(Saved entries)
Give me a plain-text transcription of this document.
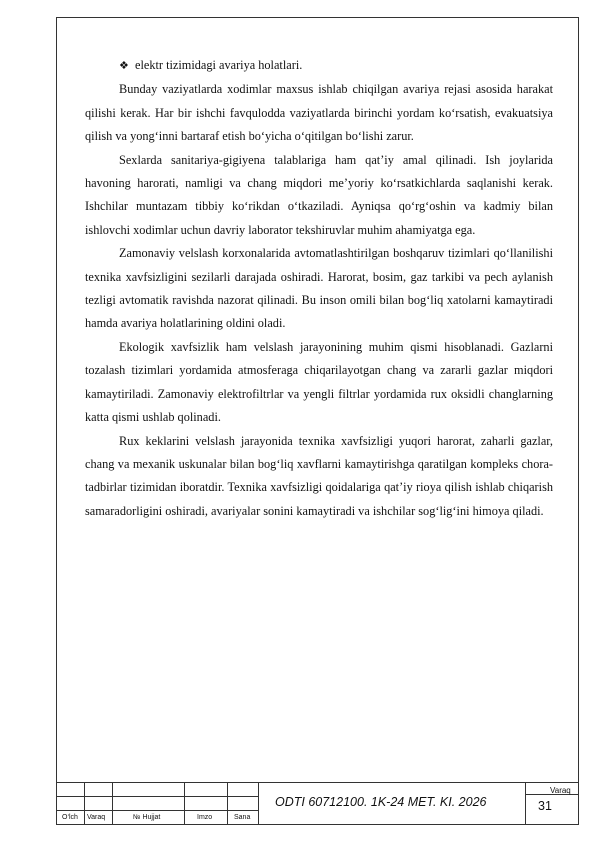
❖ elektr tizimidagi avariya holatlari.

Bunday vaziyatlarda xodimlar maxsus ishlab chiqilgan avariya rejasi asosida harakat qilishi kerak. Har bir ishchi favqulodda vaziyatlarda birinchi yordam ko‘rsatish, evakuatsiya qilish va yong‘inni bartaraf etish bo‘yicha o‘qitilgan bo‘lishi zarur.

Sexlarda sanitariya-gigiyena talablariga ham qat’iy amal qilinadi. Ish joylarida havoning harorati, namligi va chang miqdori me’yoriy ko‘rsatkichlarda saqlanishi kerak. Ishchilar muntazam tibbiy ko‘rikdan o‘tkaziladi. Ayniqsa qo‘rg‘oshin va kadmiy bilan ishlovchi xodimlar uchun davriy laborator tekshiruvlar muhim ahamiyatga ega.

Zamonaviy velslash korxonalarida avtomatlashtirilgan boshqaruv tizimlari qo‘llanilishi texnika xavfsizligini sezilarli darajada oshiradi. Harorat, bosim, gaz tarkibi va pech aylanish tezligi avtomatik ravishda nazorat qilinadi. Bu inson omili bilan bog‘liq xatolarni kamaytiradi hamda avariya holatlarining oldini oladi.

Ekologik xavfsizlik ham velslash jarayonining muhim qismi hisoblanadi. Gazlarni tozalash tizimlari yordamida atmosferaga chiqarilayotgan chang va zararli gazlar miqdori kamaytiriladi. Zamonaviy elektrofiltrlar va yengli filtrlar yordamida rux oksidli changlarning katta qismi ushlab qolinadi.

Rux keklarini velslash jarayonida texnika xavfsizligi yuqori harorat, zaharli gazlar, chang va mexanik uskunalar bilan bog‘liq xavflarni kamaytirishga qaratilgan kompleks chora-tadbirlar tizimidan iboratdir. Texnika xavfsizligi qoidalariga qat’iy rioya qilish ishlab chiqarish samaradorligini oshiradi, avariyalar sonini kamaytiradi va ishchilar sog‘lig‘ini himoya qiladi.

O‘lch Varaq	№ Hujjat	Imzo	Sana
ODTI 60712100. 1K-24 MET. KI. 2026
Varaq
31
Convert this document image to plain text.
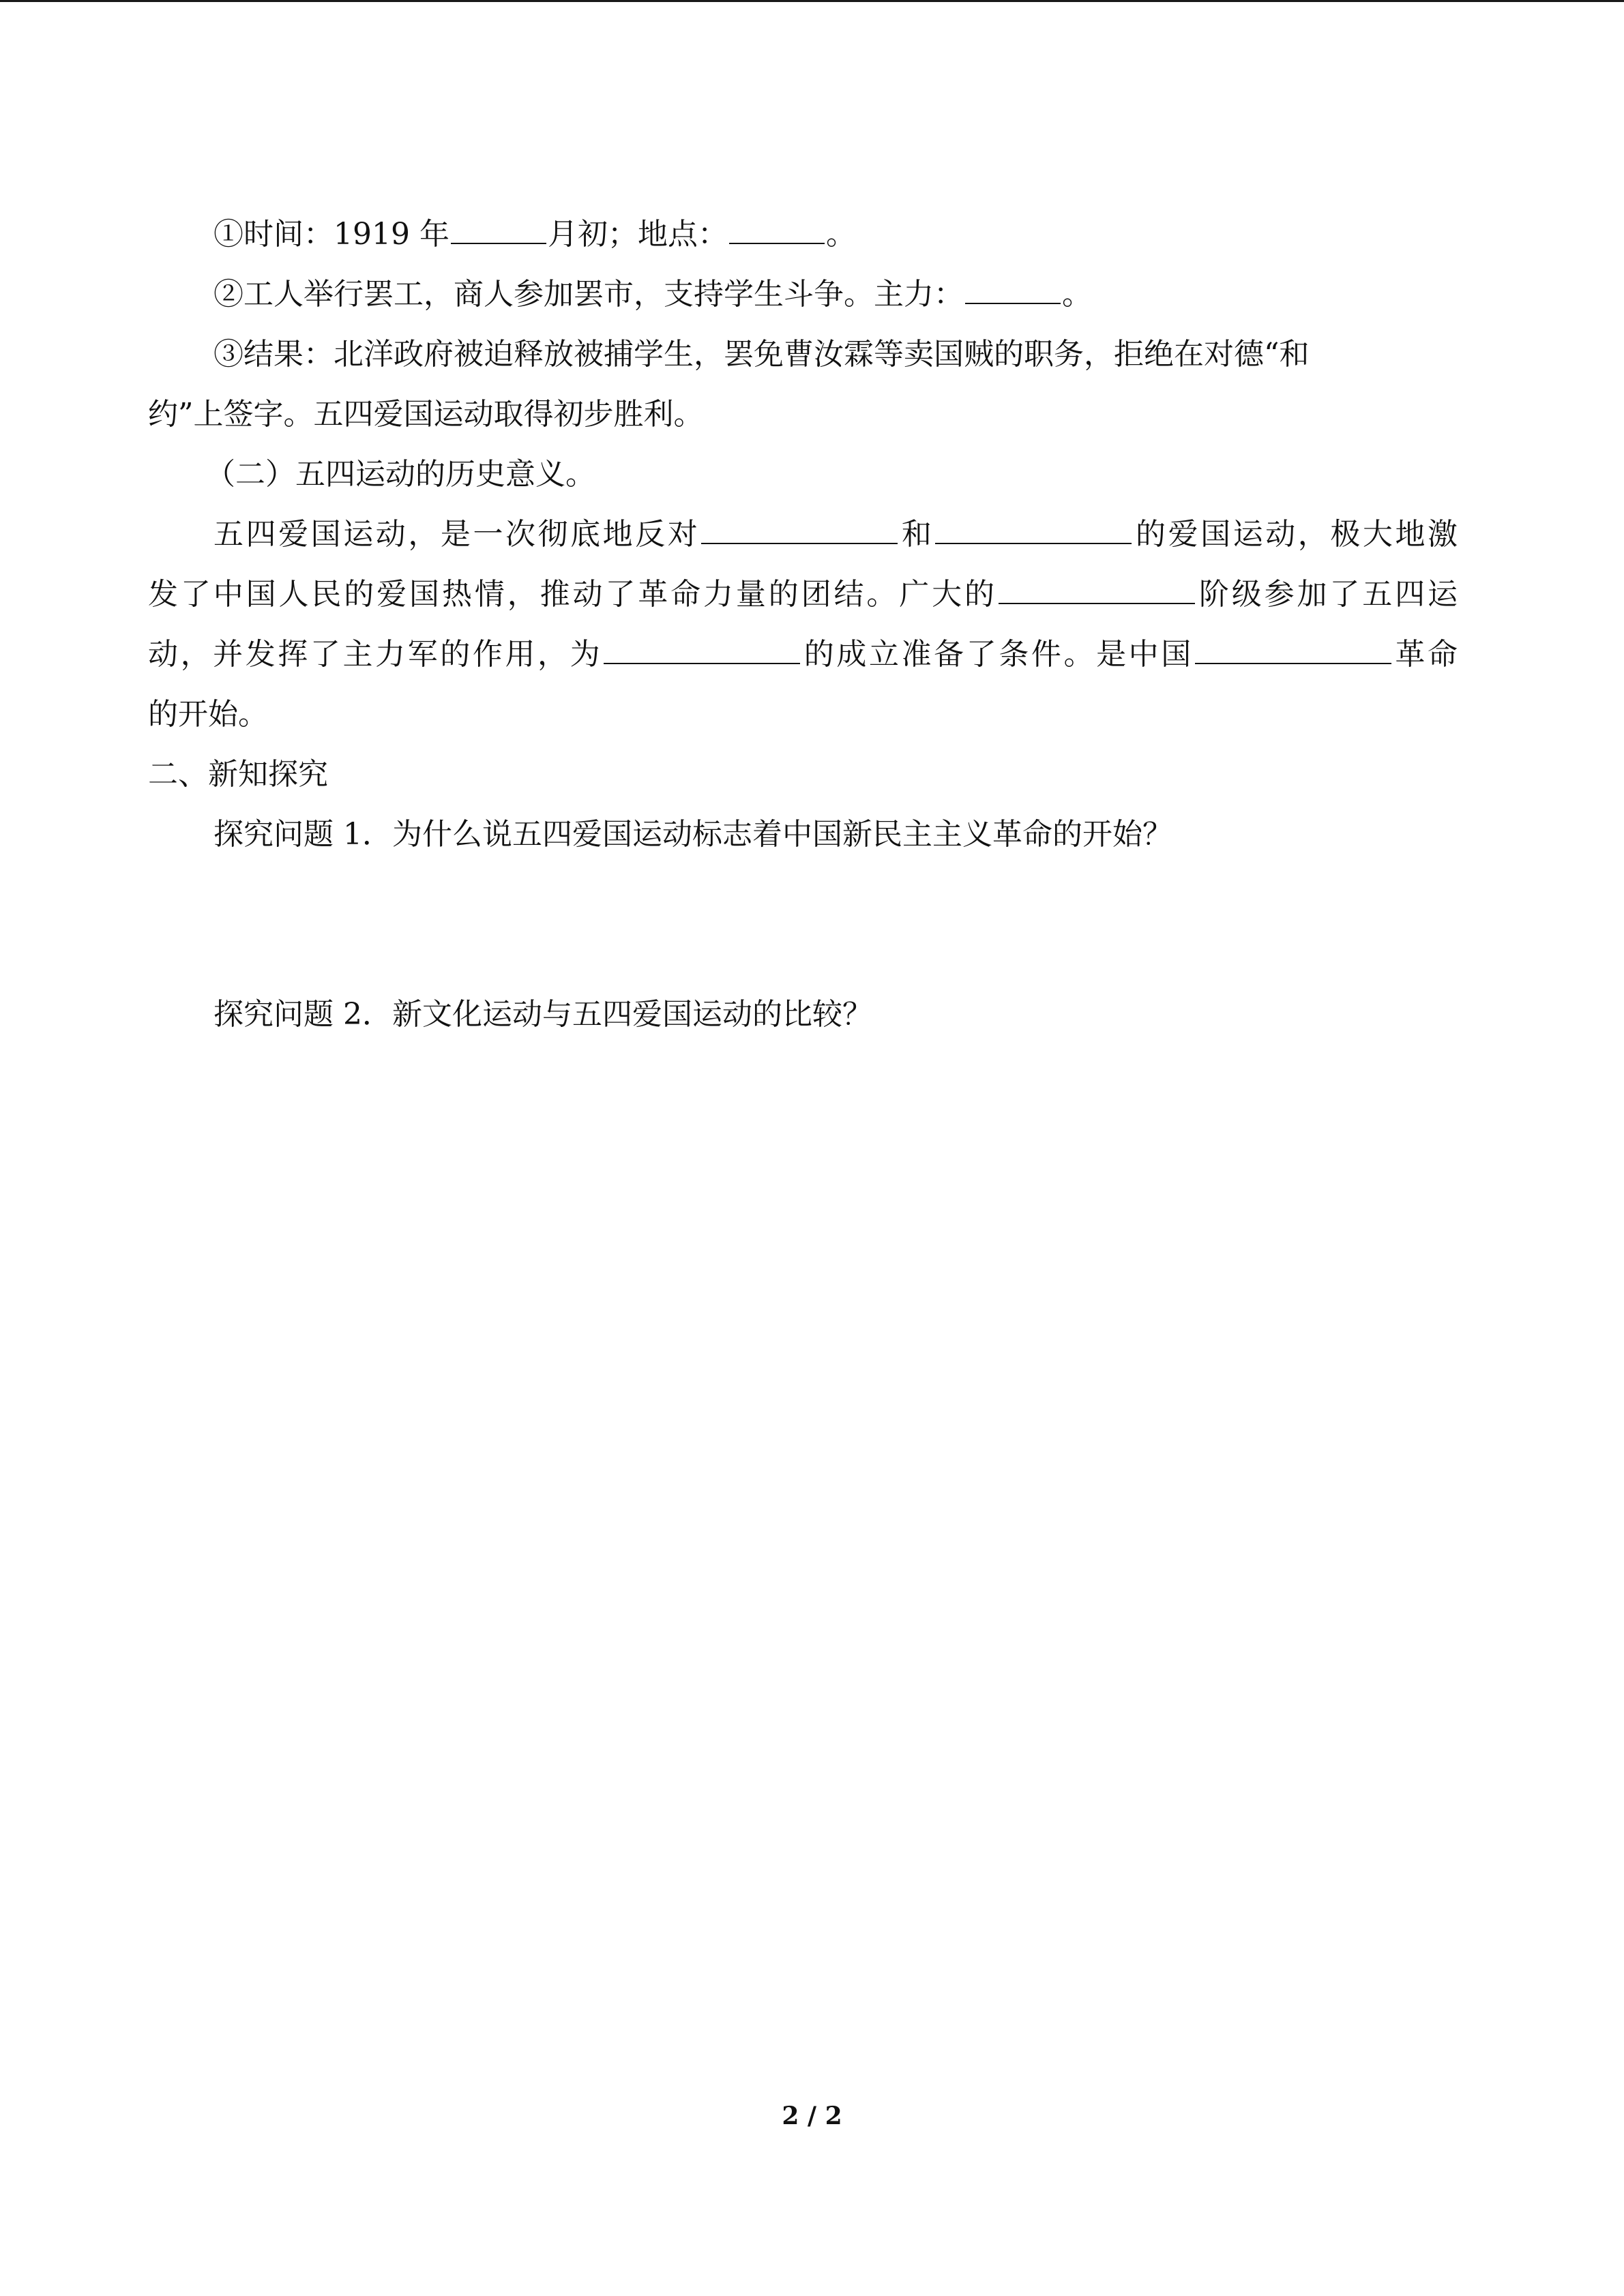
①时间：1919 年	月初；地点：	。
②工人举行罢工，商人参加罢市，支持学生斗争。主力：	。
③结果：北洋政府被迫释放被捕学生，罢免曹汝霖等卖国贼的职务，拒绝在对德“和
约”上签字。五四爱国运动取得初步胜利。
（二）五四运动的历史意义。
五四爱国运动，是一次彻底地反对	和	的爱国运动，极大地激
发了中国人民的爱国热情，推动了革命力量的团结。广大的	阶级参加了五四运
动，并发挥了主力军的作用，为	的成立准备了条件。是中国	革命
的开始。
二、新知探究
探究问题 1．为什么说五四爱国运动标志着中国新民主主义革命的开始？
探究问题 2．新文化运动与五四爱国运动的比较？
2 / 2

* [Exercise description] Repeat the lines above exactly, and keep every picture out.

* [Answer]
Give me a plain-text transcription of this document.
❖ elektr tizimidagi avariya holatlari.

Bunday vaziyatlarda xodimlar maxsus ishlab chiqilgan avariya rejasi asosida harakat qilishi kerak. Har bir ishchi favqulodda vaziyatlarda birinchi yordam ko‘rsatish, evakuatsiya qilish va yong‘inni bartaraf etish bo‘yicha o‘qitilgan bo‘lishi zarur.

Sexlarda sanitariya-gigiyena talablariga ham qat’iy amal qilinadi. Ish joylarida havoning harorati, namligi va chang miqdori me’yoriy ko‘rsatkichlarda saqlanishi kerak. Ishchilar muntazam tibbiy ko‘rikdan o‘tkaziladi. Ayniqsa qo‘rg‘oshin va kadmiy bilan ishlovchi xodimlar uchun davriy laborator tekshiruvlar muhim ahamiyatga ega.

Zamonaviy velslash korxonalarida avtomatlashtirilgan boshqaruv tizimlari qo‘llanilishi texnika xavfsizligini sezilarli darajada oshiradi. Harorat, bosim, gaz tarkibi va pech aylanish tezligi avtomatik ravishda nazorat qilinadi. Bu inson omili bilan bog‘liq xatolarni kamaytiradi hamda avariya holatlarining oldini oladi.

Ekologik xavfsizlik ham velslash jarayonining muhim qismi hisoblanadi. Gazlarni tozalash tizimlari yordamida atmosferaga chiqarilayotgan chang va zararli gazlar miqdori kamaytiriladi. Zamonaviy elektrofiltrlar va yengli filtrlar yordamida rux oksidli changlarning katta qismi ushlab qolinadi.

Rux keklarini velslash jarayonida texnika xavfsizligi yuqori harorat, zaharli gazlar, chang va mexanik uskunalar bilan bog‘liq xavflarni kamaytirishga qaratilgan kompleks chora-tadbirlar tizimidan iboratdir. Texnika xavfsizligi qoidalariga qat’iy rioya qilish ishlab chiqarish samaradorligini oshiradi, avariyalar sonini kamaytiradi va ishchilar sog‘lig‘ini himoya qiladi.

O‘lch Varaq	№ Hujjat	Imzo	Sana
ODTI 60712100. 1K-24 MET. KI. 2026
Varaq
31
Convert this document image to plain text.
①时间：1919 年	月初；地点：	。
②工人举行罢工，商人参加罢市，支持学生斗争。主力：	。
③结果：北洋政府被迫释放被捕学生，罢免曹汝霖等卖国贼的职务，拒绝在对德“和
约”上签字。五四爱国运动取得初步胜利。
（二）五四运动的历史意义。
五四爱国运动，是一次彻底地反对	和	的爱国运动，极大地激
发了中国人民的爱国热情，推动了革命力量的团结。广大的	阶级参加了五四运
动，并发挥了主力军的作用，为	的成立准备了条件。是中国	革命
的开始。
二、新知探究
探究问题 1．为什么说五四爱国运动标志着中国新民主主义革命的开始？
探究问题 2．新文化运动与五四爱国运动的比较？
2 / 2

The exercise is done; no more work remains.